_WORK INSTRUCTIONS_
Set out every line bearing the string "peut".

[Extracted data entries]
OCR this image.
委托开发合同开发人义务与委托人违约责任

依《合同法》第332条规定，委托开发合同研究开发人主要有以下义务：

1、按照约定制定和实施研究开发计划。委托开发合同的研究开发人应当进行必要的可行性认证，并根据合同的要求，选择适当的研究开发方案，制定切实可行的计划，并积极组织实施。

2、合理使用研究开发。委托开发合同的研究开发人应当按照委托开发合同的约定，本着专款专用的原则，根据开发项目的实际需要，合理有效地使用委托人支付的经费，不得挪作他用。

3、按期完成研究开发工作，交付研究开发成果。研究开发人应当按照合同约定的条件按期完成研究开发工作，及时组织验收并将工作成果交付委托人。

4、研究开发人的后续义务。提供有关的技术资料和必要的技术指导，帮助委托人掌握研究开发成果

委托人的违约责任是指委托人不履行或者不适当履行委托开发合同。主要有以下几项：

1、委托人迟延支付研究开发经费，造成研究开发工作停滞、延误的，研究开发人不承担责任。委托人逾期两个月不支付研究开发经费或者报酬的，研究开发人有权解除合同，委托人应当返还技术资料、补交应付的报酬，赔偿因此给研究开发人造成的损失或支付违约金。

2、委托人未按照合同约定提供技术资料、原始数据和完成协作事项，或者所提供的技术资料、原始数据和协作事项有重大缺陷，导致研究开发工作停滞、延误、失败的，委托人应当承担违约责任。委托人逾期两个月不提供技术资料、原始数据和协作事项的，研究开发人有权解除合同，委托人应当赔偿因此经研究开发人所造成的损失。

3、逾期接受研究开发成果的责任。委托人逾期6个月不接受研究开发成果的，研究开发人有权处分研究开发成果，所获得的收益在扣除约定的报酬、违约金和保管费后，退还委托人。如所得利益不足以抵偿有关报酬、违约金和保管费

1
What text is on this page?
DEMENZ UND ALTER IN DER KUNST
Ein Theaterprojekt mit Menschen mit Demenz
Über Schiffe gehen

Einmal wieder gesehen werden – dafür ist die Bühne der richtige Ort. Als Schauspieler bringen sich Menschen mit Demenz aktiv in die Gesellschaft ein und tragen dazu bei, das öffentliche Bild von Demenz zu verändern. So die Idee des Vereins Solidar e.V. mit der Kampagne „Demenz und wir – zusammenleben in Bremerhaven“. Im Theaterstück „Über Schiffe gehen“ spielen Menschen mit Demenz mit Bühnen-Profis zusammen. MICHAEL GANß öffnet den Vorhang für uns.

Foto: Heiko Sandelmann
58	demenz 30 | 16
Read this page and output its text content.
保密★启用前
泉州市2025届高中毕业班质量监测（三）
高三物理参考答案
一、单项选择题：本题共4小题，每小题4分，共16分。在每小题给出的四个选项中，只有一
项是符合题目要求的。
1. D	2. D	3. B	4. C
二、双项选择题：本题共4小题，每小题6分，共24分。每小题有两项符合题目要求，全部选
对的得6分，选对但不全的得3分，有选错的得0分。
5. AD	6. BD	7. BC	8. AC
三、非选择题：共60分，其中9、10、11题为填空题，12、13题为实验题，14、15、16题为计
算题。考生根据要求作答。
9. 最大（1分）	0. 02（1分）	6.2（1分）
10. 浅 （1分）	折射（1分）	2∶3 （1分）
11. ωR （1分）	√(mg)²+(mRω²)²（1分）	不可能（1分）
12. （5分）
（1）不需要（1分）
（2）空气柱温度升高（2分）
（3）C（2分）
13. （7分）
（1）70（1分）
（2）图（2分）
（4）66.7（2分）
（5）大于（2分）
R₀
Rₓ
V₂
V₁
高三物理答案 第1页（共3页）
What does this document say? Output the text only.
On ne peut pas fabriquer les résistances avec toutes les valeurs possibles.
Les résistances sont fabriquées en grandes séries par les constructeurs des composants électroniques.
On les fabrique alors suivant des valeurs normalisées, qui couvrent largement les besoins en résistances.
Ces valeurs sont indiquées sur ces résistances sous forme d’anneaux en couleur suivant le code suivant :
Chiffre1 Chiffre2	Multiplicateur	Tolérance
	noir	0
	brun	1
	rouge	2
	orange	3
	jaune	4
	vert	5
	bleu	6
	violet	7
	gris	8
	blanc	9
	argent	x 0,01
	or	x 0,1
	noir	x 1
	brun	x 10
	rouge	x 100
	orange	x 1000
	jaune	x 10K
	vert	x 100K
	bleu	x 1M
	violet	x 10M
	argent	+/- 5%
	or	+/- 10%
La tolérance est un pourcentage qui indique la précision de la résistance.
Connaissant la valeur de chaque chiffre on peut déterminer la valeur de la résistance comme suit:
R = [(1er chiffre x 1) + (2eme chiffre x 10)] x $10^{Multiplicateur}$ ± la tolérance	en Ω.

_TASK SOLUTION_
On ne peut pas fabriquer les résistances avec toutes les valeurs possibles.
Connaissant la valeur de chaque chiffre on peut déterminer la valeur de la résistance comme suit:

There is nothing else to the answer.